-- Begin Provided records --
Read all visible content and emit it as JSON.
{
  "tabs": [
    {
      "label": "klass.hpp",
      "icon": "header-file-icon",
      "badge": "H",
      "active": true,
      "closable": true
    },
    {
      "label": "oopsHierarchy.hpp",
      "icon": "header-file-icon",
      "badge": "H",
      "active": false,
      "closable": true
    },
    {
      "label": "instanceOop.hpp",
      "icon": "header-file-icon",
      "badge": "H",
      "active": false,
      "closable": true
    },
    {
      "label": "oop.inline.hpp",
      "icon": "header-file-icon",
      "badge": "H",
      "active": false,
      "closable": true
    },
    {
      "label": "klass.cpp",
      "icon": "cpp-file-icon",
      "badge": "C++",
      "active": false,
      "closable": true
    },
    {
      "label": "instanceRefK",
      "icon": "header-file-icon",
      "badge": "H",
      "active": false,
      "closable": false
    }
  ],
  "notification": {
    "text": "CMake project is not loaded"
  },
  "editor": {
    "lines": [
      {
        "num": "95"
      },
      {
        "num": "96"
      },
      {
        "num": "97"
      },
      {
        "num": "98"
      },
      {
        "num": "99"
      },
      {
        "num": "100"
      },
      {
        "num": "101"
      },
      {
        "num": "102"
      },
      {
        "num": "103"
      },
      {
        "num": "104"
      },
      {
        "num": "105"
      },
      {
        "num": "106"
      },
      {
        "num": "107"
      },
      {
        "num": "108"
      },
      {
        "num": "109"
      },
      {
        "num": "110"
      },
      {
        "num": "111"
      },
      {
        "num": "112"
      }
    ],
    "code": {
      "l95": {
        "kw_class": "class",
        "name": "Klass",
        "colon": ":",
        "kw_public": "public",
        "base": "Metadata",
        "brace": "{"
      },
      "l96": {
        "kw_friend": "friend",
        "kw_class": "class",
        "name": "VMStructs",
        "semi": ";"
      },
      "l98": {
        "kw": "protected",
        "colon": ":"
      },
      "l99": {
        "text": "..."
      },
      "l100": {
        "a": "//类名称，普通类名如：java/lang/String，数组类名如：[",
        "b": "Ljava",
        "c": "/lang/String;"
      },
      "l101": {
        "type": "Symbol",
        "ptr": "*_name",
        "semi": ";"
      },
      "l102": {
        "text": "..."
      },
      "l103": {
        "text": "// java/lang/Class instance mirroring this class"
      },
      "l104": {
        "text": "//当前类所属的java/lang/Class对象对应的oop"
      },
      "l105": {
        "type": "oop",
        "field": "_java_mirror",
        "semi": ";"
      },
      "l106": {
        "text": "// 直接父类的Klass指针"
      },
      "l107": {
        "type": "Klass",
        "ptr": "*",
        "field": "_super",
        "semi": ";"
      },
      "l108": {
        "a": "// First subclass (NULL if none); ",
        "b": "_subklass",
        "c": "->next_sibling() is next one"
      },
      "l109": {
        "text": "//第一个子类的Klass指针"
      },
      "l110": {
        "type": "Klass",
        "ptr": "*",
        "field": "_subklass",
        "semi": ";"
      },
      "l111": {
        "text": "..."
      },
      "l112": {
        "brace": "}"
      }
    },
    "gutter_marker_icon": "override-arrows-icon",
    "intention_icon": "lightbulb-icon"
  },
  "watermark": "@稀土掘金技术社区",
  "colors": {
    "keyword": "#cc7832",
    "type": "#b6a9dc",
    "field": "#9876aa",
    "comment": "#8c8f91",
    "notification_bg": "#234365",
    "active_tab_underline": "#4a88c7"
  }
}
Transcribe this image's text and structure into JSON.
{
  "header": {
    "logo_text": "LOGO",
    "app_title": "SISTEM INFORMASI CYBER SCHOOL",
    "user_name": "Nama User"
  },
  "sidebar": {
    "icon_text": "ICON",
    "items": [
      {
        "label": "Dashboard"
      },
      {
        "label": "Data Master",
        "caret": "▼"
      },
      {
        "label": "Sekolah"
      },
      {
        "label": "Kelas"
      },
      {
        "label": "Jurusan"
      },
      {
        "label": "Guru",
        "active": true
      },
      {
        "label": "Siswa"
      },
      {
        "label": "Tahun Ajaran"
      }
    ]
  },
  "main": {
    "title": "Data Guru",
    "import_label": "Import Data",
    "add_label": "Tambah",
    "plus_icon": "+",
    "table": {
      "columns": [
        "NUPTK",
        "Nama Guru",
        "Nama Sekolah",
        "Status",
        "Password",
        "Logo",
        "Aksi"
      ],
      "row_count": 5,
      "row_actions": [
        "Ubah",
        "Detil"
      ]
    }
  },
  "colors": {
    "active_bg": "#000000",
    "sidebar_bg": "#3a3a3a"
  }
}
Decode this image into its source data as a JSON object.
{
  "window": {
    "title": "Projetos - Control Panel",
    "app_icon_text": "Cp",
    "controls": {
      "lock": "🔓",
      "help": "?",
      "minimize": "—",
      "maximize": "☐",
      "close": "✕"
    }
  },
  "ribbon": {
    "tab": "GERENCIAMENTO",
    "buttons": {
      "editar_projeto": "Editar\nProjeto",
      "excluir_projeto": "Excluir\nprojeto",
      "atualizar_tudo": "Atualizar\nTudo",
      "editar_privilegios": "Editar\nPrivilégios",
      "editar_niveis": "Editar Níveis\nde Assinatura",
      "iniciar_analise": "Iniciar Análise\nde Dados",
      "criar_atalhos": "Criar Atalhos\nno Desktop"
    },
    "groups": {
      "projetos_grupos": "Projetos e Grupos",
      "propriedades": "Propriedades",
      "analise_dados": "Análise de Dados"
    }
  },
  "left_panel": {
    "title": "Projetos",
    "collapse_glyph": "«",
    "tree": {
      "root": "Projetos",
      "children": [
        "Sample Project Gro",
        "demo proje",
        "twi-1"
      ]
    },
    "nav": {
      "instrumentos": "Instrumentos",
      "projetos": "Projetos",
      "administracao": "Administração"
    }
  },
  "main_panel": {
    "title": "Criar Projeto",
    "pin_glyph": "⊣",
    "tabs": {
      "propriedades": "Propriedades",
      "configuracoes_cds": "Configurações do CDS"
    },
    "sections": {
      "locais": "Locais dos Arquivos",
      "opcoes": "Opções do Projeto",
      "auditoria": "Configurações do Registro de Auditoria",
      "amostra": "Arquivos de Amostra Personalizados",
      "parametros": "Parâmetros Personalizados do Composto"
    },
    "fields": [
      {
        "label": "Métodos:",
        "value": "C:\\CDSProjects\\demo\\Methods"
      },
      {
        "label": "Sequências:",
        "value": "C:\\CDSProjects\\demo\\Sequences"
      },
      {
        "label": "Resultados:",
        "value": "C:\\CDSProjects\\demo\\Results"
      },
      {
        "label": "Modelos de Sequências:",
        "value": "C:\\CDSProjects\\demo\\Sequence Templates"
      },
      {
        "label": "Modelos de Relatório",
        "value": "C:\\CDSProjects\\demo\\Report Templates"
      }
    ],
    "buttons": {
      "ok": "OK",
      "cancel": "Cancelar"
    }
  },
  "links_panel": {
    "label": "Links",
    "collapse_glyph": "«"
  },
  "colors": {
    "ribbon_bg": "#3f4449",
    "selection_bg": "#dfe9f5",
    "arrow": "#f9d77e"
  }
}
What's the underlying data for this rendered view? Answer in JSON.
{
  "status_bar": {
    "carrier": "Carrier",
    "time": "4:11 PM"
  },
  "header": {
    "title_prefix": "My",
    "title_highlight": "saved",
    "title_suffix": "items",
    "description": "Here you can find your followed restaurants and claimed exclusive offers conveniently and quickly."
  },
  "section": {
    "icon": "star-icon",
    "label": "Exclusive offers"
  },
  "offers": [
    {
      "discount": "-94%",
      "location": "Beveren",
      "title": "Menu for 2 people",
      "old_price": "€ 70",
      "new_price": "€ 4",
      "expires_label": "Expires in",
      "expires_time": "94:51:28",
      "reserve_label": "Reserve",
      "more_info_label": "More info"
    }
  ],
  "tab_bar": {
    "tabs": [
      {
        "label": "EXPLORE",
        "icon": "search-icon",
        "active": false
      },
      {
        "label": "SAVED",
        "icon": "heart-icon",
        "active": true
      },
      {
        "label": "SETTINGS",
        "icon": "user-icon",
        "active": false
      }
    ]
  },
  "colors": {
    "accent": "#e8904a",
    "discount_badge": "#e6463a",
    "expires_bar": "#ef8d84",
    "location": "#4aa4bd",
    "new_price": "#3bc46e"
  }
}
-- End Provided records --
A line counts if it holds the word "demo". Work out how many lines in the listing count, and give only that number.

6